▶ [What to work on] Please edit the records from the line with "where is each" up to and including the line with "card-avg-response-time: Avg. Response", changing "Max Throughput" to "Peak Throughput" and leaving everything else as it is. Give back only those lines.

***** Records for the exercise *****

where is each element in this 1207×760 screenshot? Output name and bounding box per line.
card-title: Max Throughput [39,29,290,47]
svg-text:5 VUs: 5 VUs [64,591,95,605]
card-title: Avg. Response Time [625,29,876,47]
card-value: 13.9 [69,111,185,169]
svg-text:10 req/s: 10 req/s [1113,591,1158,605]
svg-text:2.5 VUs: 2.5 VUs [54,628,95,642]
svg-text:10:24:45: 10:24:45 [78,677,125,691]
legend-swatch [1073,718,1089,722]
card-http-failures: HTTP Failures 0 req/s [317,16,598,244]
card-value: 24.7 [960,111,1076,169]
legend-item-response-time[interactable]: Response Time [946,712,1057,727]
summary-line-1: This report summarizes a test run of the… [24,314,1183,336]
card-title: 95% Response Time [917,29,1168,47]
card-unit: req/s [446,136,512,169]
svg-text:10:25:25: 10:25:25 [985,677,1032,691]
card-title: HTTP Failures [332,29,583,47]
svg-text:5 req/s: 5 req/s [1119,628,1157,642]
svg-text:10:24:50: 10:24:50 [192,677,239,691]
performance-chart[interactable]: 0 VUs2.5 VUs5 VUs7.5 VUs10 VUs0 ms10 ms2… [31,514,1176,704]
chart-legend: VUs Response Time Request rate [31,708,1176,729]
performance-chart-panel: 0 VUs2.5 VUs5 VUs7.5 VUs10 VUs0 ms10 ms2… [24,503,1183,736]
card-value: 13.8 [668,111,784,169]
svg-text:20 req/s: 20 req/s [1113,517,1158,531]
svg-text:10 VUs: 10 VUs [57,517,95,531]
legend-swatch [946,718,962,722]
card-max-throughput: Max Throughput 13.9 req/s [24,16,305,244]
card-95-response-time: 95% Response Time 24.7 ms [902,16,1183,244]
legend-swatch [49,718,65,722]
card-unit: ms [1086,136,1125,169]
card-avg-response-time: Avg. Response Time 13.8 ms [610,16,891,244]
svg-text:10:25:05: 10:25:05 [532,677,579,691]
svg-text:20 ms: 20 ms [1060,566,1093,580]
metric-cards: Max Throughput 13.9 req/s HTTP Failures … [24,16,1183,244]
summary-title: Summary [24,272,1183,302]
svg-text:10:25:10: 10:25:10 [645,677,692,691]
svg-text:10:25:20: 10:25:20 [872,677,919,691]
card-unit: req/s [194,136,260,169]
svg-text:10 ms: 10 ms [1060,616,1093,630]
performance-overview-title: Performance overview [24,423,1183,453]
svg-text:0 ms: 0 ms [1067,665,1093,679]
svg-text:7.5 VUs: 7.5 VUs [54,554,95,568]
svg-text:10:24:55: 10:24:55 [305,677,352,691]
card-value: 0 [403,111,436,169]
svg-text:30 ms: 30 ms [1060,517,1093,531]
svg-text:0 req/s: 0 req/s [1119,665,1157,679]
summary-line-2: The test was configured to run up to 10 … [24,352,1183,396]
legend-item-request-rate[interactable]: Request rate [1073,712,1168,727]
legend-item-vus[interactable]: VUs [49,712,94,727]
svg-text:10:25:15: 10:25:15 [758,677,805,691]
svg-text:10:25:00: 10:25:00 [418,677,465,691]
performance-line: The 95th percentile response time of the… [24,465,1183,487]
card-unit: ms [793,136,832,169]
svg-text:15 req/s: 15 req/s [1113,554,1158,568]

*****
***** Records for the exercise *****

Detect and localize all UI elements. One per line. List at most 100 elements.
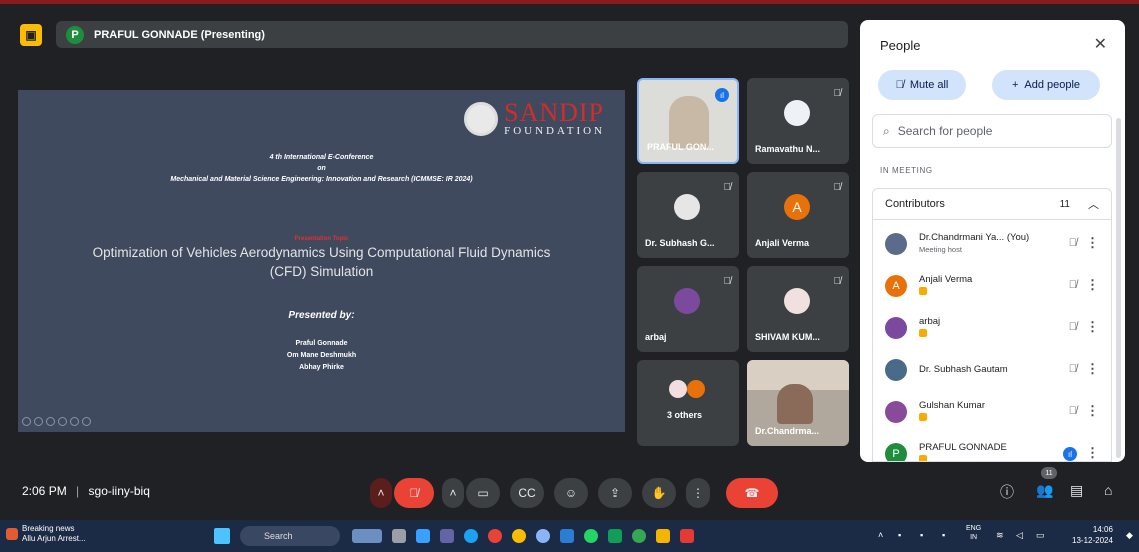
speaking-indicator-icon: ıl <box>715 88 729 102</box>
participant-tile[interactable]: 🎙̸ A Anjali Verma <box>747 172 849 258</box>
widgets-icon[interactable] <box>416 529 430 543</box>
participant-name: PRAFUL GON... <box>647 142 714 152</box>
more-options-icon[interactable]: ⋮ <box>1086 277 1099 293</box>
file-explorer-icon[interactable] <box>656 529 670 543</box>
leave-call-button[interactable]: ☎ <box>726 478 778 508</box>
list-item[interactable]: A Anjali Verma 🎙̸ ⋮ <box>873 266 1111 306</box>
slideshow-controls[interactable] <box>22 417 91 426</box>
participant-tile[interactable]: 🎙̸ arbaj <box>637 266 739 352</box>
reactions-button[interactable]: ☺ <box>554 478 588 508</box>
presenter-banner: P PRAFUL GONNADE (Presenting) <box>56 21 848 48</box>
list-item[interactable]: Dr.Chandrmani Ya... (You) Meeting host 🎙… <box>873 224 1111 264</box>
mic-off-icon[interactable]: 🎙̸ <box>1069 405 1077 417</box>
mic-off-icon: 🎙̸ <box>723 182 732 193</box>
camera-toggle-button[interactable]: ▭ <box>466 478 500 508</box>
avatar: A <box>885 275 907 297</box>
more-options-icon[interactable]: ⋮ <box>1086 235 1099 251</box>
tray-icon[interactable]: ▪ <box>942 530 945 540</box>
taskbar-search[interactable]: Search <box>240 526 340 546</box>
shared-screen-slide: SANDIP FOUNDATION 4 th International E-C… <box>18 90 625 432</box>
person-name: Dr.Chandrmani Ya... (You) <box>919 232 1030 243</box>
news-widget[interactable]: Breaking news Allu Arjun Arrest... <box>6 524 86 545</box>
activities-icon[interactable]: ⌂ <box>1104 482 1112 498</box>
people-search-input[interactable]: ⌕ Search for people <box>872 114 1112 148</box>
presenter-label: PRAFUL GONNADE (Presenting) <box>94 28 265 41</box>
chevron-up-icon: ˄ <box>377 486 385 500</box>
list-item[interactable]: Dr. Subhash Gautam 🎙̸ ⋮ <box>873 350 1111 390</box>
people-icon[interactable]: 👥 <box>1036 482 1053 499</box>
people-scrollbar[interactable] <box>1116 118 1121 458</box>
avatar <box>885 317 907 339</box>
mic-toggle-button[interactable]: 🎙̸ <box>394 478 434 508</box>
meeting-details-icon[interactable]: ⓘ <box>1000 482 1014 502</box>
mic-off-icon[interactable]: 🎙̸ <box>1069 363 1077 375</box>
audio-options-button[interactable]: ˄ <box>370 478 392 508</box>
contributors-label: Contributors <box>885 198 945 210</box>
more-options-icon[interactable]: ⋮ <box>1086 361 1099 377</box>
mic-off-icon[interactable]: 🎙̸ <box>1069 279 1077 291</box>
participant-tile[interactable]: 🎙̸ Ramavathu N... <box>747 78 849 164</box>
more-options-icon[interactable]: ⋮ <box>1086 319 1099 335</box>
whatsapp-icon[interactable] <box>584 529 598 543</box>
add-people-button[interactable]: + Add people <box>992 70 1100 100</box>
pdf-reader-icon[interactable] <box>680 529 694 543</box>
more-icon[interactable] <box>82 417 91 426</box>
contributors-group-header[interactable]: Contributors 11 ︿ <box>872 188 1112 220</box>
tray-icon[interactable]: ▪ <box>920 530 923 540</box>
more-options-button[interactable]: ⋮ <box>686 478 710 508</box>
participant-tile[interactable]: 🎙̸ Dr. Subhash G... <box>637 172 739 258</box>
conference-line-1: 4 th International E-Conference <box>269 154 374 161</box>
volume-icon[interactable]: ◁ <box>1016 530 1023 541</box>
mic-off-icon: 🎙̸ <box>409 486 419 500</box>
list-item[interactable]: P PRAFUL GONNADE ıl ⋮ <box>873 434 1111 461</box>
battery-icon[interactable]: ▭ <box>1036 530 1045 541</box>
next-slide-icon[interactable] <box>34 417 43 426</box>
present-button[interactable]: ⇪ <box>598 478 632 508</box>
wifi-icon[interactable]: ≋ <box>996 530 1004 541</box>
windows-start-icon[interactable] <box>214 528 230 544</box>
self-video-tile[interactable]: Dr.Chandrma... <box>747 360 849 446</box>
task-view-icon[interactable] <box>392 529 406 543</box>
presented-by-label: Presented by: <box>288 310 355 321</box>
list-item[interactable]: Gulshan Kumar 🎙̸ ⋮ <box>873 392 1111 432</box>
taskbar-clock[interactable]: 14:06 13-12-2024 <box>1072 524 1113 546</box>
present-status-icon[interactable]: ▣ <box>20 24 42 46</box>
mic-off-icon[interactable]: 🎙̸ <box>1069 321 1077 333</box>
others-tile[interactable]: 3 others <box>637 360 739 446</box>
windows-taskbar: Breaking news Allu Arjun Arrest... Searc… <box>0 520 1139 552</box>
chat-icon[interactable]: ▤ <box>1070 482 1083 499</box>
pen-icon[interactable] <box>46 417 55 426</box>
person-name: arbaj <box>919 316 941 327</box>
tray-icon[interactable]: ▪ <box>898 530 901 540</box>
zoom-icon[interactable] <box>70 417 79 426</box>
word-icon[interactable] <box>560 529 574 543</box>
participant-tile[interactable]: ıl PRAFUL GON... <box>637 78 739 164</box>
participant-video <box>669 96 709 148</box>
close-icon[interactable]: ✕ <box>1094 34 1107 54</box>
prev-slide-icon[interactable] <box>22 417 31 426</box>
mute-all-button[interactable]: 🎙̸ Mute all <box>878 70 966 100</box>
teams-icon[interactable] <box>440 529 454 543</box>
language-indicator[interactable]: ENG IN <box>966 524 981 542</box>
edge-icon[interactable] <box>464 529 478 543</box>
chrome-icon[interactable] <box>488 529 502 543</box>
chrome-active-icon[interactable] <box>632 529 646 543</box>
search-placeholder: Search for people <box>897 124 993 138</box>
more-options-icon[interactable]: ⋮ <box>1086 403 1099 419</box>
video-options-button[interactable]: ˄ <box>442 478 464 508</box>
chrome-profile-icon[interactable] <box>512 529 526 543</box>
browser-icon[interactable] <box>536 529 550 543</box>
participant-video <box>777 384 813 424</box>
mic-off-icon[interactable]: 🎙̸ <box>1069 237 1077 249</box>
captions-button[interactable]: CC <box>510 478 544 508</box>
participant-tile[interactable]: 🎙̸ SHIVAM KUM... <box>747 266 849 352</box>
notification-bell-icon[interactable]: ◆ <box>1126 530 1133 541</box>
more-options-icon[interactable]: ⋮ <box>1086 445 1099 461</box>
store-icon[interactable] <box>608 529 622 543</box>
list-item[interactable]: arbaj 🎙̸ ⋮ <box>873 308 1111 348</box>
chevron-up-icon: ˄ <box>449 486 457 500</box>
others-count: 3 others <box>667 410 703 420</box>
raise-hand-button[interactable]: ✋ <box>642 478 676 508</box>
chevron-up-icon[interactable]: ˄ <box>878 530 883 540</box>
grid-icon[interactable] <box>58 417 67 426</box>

*****

▶ [Solution to this problem]
where is each element in this 1207×760 screenshot? Output name and bounding box per line.
card-title: Peak Throughput [39,29,290,47]
svg-text:5 VUs: 5 VUs [64,591,95,605]
card-title: Avg. Response Time [625,29,876,47]
card-value: 13.9 [69,111,185,169]
svg-text:10 req/s: 10 req/s [1113,591,1158,605]
svg-text:2.5 VUs: 2.5 VUs [54,628,95,642]
svg-text:10:24:45: 10:24:45 [78,677,125,691]
legend-swatch [1073,718,1089,722]
card-http-failures: HTTP Failures 0 req/s [317,16,598,244]
card-value: 24.7 [960,111,1076,169]
legend-item-response-time[interactable]: Response Time [946,712,1057,727]
summary-line-1: This report summarizes a test run of the… [24,314,1183,336]
card-title: 95% Response Time [917,29,1168,47]
card-unit: req/s [446,136,512,169]
svg-text:10:25:25: 10:25:25 [985,677,1032,691]
card-title: HTTP Failures [332,29,583,47]
svg-text:5 req/s: 5 req/s [1119,628,1157,642]
svg-text:10:24:50: 10:24:50 [192,677,239,691]
performance-chart[interactable]: 0 VUs2.5 VUs5 VUs7.5 VUs10 VUs0 ms10 ms2… [31,514,1176,704]
chart-legend: VUs Response Time Request rate [31,708,1176,729]
performance-chart-panel: 0 VUs2.5 VUs5 VUs7.5 VUs10 VUs0 ms10 ms2… [24,503,1183,736]
card-value: 13.8 [668,111,784,169]
svg-text:20 req/s: 20 req/s [1113,517,1158,531]
svg-text:10 VUs: 10 VUs [57,517,95,531]
legend-swatch [946,718,962,722]
card-max-throughput: Peak Throughput 13.9 req/s [24,16,305,244]
card-95-response-time: 95% Response Time 24.7 ms [902,16,1183,244]
legend-swatch [49,718,65,722]
card-unit: ms [1086,136,1125,169]
card-avg-response-time: Avg. Response Time 13.8 ms [610,16,891,244]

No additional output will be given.